▸ Work instructions:
Repeat each entry as written and leave the images out of the copy.

▸ Raw data:
========
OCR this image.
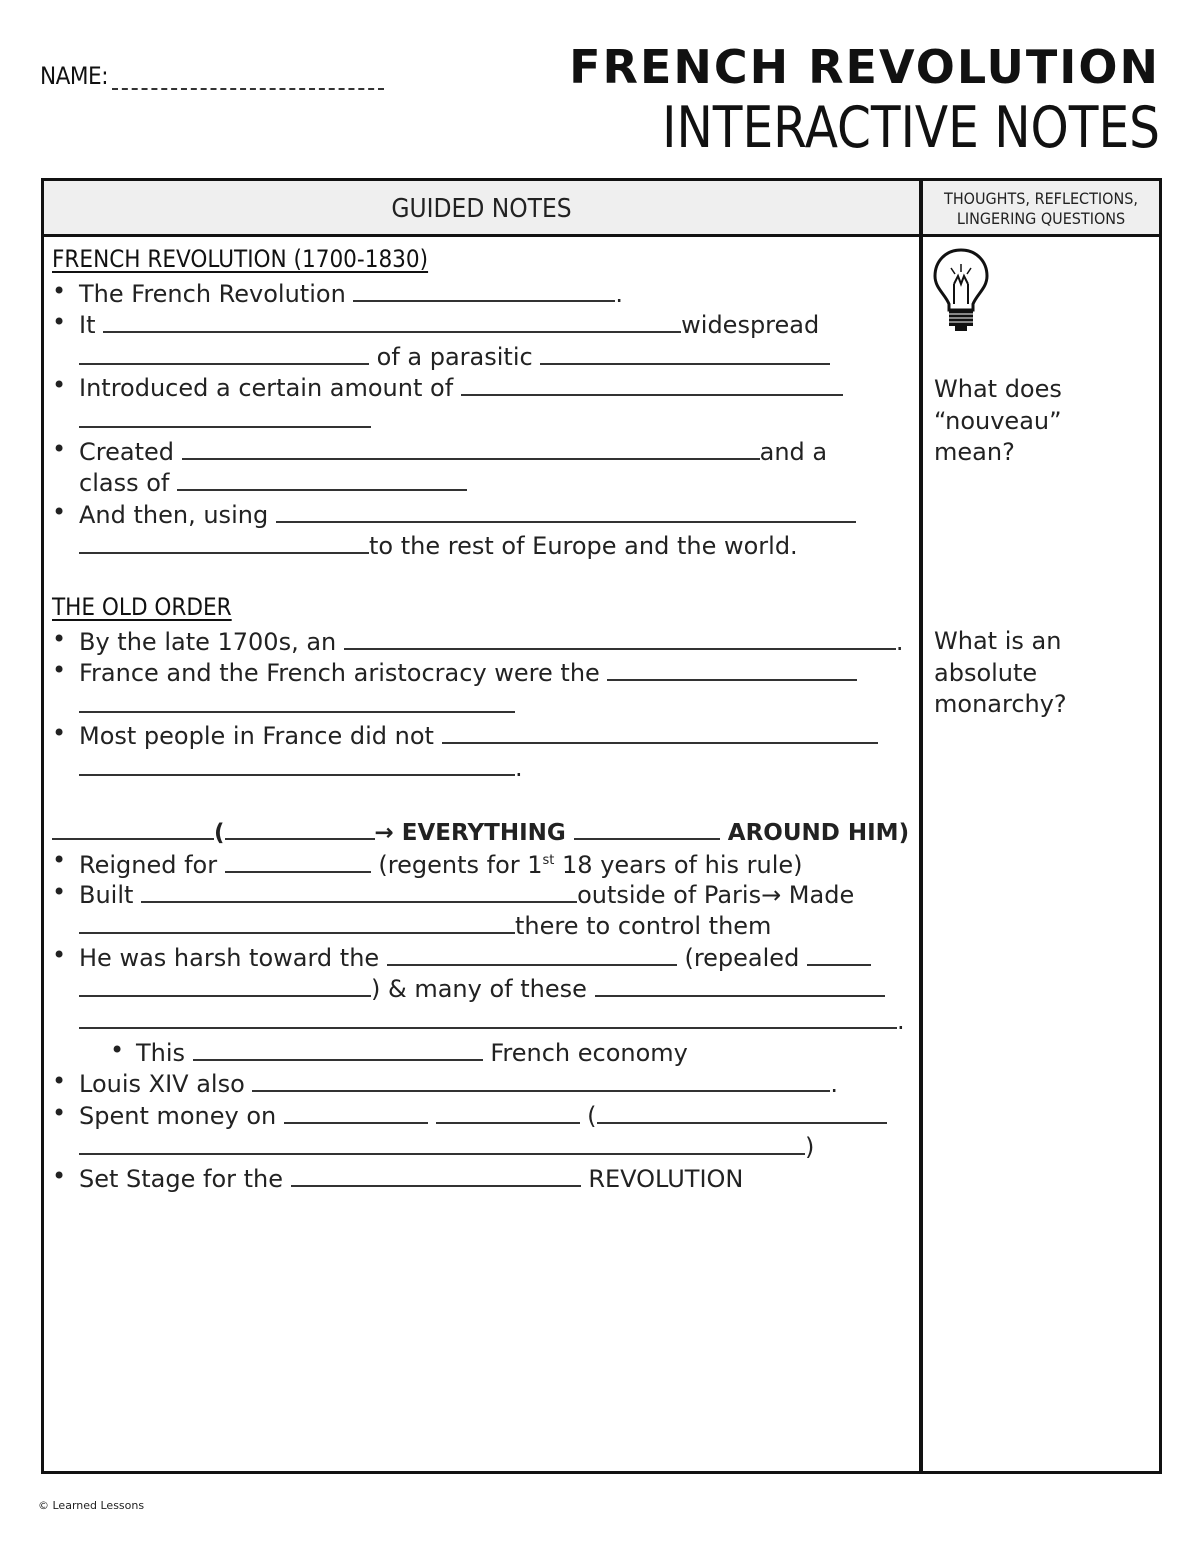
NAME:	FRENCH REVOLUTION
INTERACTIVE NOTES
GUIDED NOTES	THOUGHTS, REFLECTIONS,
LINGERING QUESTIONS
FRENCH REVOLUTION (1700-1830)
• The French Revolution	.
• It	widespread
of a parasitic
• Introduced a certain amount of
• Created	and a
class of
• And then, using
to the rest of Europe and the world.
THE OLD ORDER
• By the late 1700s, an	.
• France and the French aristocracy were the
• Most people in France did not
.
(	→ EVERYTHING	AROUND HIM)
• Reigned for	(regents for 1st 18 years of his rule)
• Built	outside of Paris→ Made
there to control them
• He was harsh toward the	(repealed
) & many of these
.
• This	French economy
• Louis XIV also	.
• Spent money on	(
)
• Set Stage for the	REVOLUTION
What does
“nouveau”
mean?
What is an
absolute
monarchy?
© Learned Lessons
========
▸ Worked solution:
OCR this image.
NAME:	FRENCH REVOLUTION
INTERACTIVE NOTES
GUIDED NOTES	THOUGHTS, REFLECTIONS,
LINGERING QUESTIONS
FRENCH REVOLUTION (1700-1830)
• The French Revolution	.
• It	widespread
of a parasitic
• Introduced a certain amount of
• Created	and a
class of
• And then, using
to the rest of Europe and the world.
THE OLD ORDER
• By the late 1700s, an	.
• France and the French aristocracy were the
• Most people in France did not
.
(	→ EVERYTHING	AROUND HIM)
• Reigned for	(regents for 1st 18 years of his rule)
• Built	outside of Paris→ Made
there to control them
• He was harsh toward the	(repealed
) & many of these
.
• This	French economy
• Louis XIV also	.
• Spent money on	(
)
• Set Stage for the	REVOLUTION
What does
“nouveau”
mean?
What is an
absolute
monarchy?
© Learned Lessons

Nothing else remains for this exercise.